Short problem
Work through the records below and tally every line containing "true". Reply with the total alone.
## begin
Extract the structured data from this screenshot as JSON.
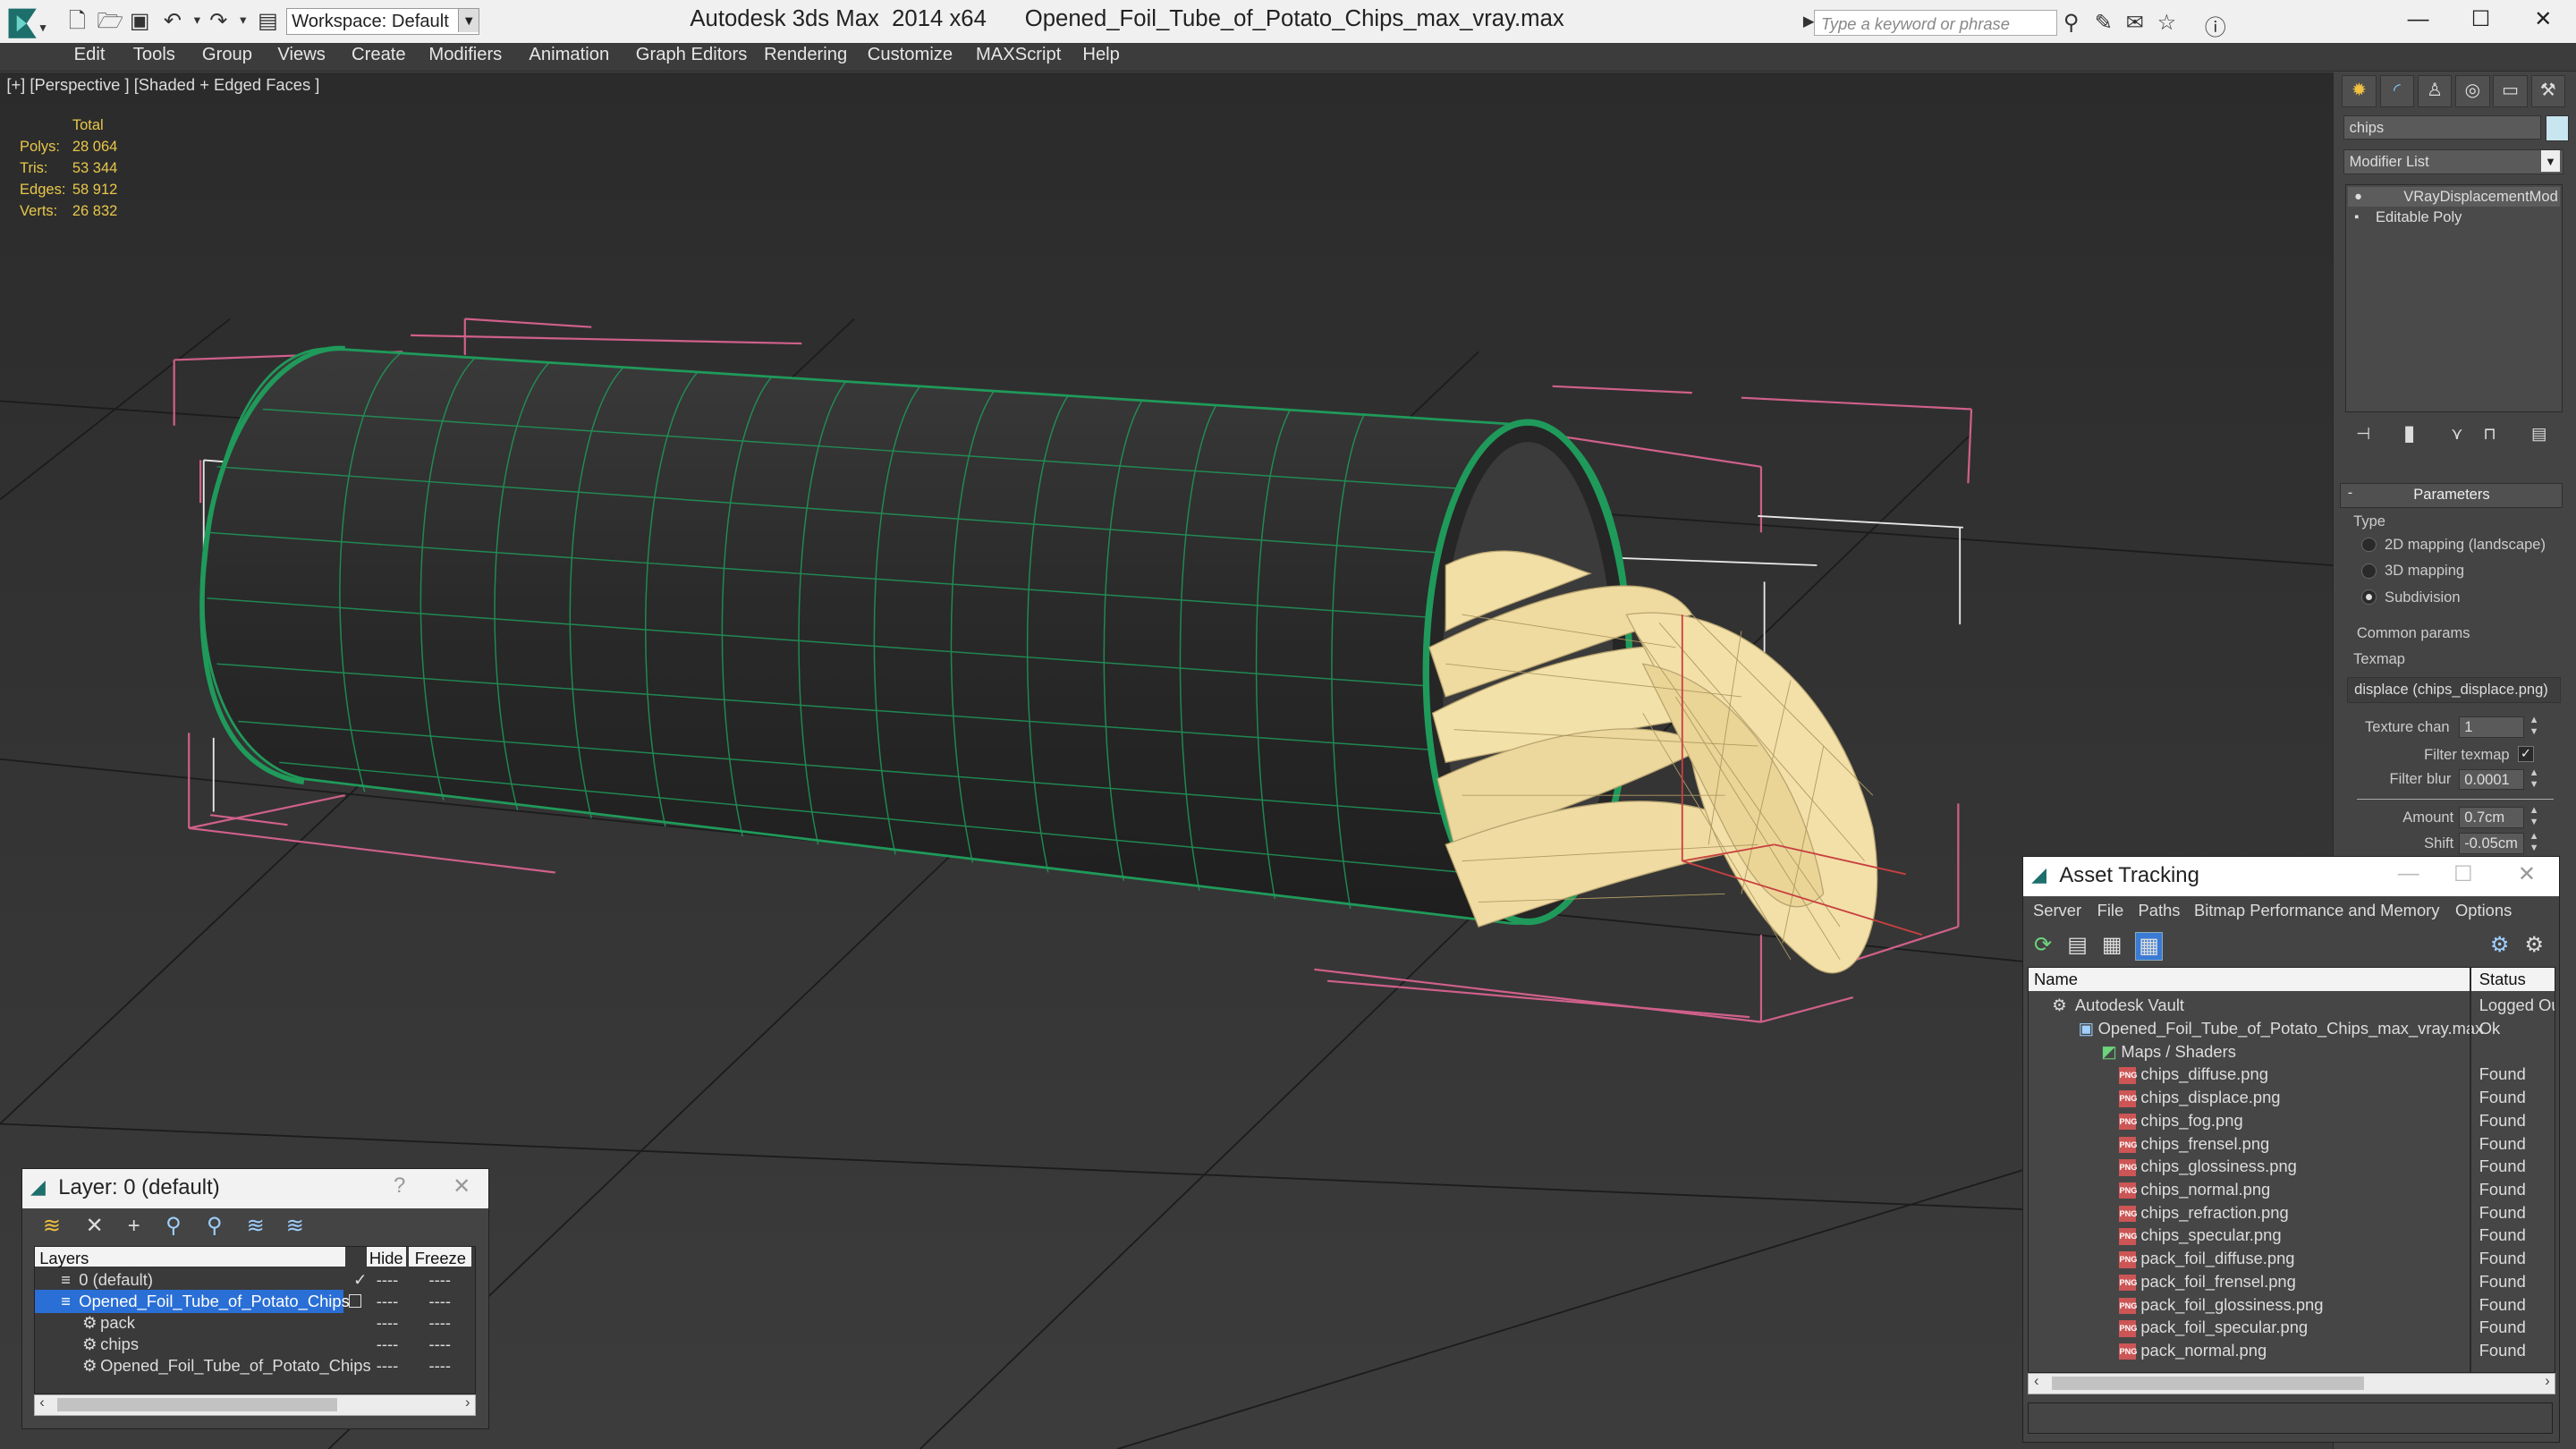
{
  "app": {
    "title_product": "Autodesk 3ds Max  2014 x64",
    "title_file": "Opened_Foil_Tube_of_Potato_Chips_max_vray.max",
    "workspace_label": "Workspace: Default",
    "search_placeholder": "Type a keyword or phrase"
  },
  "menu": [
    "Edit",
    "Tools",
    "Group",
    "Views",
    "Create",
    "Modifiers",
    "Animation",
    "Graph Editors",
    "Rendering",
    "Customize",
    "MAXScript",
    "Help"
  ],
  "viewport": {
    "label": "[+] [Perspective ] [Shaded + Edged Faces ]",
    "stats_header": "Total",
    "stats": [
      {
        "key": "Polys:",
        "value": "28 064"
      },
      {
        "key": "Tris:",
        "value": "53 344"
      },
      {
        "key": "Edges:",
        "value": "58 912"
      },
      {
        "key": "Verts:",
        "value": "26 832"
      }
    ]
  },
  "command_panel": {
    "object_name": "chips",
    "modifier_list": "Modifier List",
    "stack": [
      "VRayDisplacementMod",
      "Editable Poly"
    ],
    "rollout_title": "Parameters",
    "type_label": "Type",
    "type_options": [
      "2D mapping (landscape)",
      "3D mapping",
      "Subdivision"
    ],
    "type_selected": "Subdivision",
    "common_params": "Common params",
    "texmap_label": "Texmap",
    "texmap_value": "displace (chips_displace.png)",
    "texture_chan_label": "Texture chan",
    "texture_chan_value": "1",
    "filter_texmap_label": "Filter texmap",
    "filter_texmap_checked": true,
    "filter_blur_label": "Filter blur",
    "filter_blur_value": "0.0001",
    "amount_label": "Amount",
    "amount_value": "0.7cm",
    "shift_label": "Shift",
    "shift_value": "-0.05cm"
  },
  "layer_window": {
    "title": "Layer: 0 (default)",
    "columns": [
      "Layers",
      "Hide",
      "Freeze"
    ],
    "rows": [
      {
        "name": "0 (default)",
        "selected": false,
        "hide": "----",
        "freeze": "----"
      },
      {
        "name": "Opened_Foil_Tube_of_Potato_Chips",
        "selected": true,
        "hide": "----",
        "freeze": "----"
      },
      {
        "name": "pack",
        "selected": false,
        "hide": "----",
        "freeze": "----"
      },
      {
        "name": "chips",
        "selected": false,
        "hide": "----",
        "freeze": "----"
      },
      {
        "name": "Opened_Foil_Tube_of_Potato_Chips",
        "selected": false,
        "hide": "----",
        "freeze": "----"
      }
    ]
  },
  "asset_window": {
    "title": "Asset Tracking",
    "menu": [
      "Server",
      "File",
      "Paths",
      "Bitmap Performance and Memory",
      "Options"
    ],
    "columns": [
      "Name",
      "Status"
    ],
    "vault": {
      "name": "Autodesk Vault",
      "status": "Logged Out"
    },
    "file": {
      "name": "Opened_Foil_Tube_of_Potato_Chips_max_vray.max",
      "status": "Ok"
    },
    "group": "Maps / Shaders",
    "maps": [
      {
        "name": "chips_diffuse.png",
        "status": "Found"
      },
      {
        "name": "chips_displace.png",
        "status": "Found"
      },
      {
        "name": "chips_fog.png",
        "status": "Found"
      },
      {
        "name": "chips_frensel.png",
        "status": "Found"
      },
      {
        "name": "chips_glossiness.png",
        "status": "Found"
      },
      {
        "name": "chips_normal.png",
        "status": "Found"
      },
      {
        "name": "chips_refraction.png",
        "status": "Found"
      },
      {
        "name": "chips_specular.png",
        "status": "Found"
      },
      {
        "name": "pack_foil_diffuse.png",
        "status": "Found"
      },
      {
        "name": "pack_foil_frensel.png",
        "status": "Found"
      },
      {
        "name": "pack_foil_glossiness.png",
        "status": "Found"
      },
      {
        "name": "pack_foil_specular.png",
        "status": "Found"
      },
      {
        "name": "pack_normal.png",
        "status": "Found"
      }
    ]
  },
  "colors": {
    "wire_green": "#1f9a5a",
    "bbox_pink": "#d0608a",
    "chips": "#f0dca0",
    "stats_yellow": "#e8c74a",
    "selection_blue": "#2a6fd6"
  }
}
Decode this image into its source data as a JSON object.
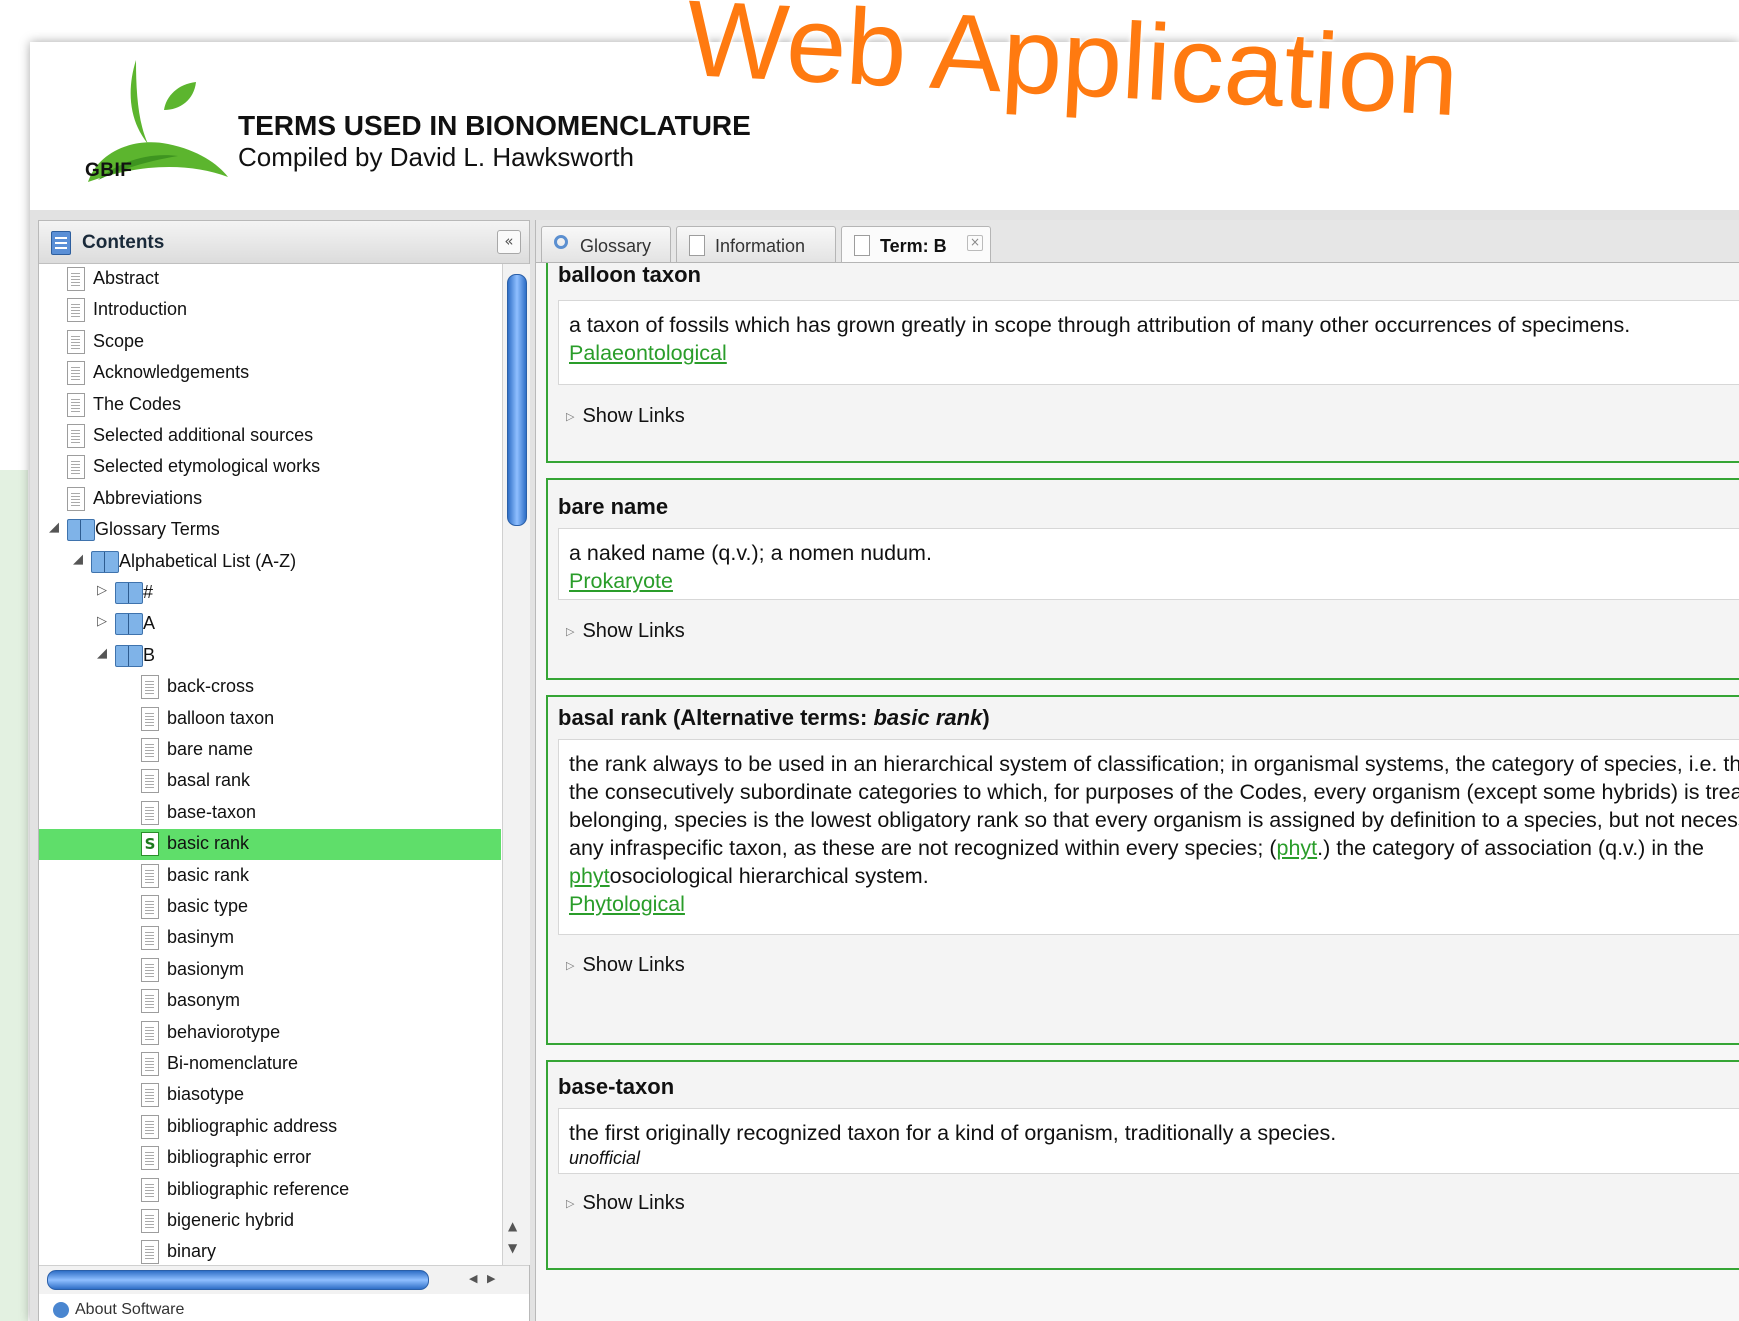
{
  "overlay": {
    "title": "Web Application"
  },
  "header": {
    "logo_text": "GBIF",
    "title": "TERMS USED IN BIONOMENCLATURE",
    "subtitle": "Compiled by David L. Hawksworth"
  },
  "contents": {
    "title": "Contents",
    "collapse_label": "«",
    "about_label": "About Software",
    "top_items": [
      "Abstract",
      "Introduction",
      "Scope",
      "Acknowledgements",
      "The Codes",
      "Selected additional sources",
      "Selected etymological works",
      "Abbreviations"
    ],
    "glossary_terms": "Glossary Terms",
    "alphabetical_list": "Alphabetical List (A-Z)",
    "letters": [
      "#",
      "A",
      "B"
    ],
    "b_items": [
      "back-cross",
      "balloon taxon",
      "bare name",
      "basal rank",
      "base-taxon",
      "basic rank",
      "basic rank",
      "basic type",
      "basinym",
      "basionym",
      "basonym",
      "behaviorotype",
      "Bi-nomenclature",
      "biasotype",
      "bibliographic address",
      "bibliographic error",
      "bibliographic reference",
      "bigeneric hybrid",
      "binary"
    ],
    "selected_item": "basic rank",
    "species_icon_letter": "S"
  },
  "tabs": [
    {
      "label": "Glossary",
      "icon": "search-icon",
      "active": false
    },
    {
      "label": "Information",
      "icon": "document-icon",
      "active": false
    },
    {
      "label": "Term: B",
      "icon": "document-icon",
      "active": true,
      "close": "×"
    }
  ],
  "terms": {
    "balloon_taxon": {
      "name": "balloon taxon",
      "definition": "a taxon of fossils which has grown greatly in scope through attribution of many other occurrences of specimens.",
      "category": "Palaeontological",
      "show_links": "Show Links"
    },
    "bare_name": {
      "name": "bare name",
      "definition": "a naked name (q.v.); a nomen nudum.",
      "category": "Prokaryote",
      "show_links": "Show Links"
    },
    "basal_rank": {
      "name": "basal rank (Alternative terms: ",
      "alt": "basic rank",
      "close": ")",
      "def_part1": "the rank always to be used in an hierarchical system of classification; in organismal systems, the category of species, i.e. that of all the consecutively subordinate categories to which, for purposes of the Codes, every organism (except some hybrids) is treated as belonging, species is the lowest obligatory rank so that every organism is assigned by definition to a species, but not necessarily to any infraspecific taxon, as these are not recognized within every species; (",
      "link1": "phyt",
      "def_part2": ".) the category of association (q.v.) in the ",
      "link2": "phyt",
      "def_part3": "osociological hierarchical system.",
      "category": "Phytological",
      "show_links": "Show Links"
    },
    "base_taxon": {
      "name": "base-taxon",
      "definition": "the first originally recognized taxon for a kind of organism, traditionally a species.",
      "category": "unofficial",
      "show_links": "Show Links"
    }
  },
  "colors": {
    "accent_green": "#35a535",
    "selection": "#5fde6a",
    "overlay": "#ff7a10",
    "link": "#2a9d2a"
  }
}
## end
The reply
3